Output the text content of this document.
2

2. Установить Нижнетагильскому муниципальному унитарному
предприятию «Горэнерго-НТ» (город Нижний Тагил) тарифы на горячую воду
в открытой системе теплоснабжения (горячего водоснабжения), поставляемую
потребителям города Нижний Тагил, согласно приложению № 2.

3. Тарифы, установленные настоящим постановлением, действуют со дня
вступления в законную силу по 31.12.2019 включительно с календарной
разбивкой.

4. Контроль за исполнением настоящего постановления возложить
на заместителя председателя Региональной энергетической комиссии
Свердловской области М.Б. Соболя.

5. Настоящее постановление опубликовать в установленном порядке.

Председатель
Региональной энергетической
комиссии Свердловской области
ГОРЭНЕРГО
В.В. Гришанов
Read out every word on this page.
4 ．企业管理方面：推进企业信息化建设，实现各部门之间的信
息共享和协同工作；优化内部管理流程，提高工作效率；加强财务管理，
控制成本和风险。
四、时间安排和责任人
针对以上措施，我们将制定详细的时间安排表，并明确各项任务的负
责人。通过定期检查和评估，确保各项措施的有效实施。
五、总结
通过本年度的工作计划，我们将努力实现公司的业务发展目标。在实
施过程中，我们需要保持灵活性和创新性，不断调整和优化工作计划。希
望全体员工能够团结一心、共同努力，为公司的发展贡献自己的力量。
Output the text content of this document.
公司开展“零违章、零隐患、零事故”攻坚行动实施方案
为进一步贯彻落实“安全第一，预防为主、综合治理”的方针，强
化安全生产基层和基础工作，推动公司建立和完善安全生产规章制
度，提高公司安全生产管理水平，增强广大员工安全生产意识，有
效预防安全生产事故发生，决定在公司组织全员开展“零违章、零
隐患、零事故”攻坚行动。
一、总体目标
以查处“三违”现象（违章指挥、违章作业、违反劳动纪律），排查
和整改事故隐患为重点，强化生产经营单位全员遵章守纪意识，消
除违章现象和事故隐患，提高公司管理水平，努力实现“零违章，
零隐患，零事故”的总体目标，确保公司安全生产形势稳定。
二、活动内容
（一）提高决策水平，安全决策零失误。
........
Your task is to transcribe the material exactly.

## Exercise output
Output the text content of this document.
2

2. Установить Нижнетагильскому муниципальному унитарному
предприятию «Горэнерго-НТ» (город Нижний Тагил) тарифы на горячую воду
в открытой системе теплоснабжения (горячего водоснабжения), поставляемую
потребителям города Нижний Тагил, согласно приложению № 2.

3. Тарифы, установленные настоящим постановлением, действуют со дня
вступления в законную силу по 31.12.2019 включительно с календарной
разбивкой.

4. Контроль за исполнением настоящего постановления возложить
на заместителя председателя Региональной энергетической комиссии
Свердловской области М.Б. Соболя.

5. Настоящее постановление опубликовать в установленном порядке.

Председатель
Региональной энергетической
комиссии Свердловской области
ГОРЭНЕРГО
В.В. Гришанов
Read out every word on this page.
4 ．企业管理方面：推进企业信息化建设，实现各部门之间的信
息共享和协同工作；优化内部管理流程，提高工作效率；加强财务管理，
控制成本和风险。
四、时间安排和责任人
针对以上措施，我们将制定详细的时间安排表，并明确各项任务的负
责人。通过定期检查和评估，确保各项措施的有效实施。
五、总结
通过本年度的工作计划，我们将努力实现公司的业务发展目标。在实
施过程中，我们需要保持灵活性和创新性，不断调整和优化工作计划。希
望全体员工能够团结一心、共同努力，为公司的发展贡献自己的力量。
Output the text content of this document.
公司开展“零违章、零隐患、零事故”攻坚行动实施方案
为进一步贯彻落实“安全第一，预防为主、综合治理”的方针，强
化安全生产基层和基础工作，推动公司建立和完善安全生产规章制
度，提高公司安全生产管理水平，增强广大员工安全生产意识，有
效预防安全生产事故发生，决定在公司组织全员开展“零违章、零
隐患、零事故”攻坚行动。
一、总体目标
以查处“三违”现象（违章指挥、违章作业、违反劳动纪律），排查
和整改事故隐患为重点，强化生产经营单位全员遵章守纪意识，消
除违章现象和事故隐患，提高公司管理水平，努力实现“零违章，
零隐患，零事故”的总体目标，确保公司安全生产形势稳定。
二、活动内容
（一）提高决策水平，安全决策零失误。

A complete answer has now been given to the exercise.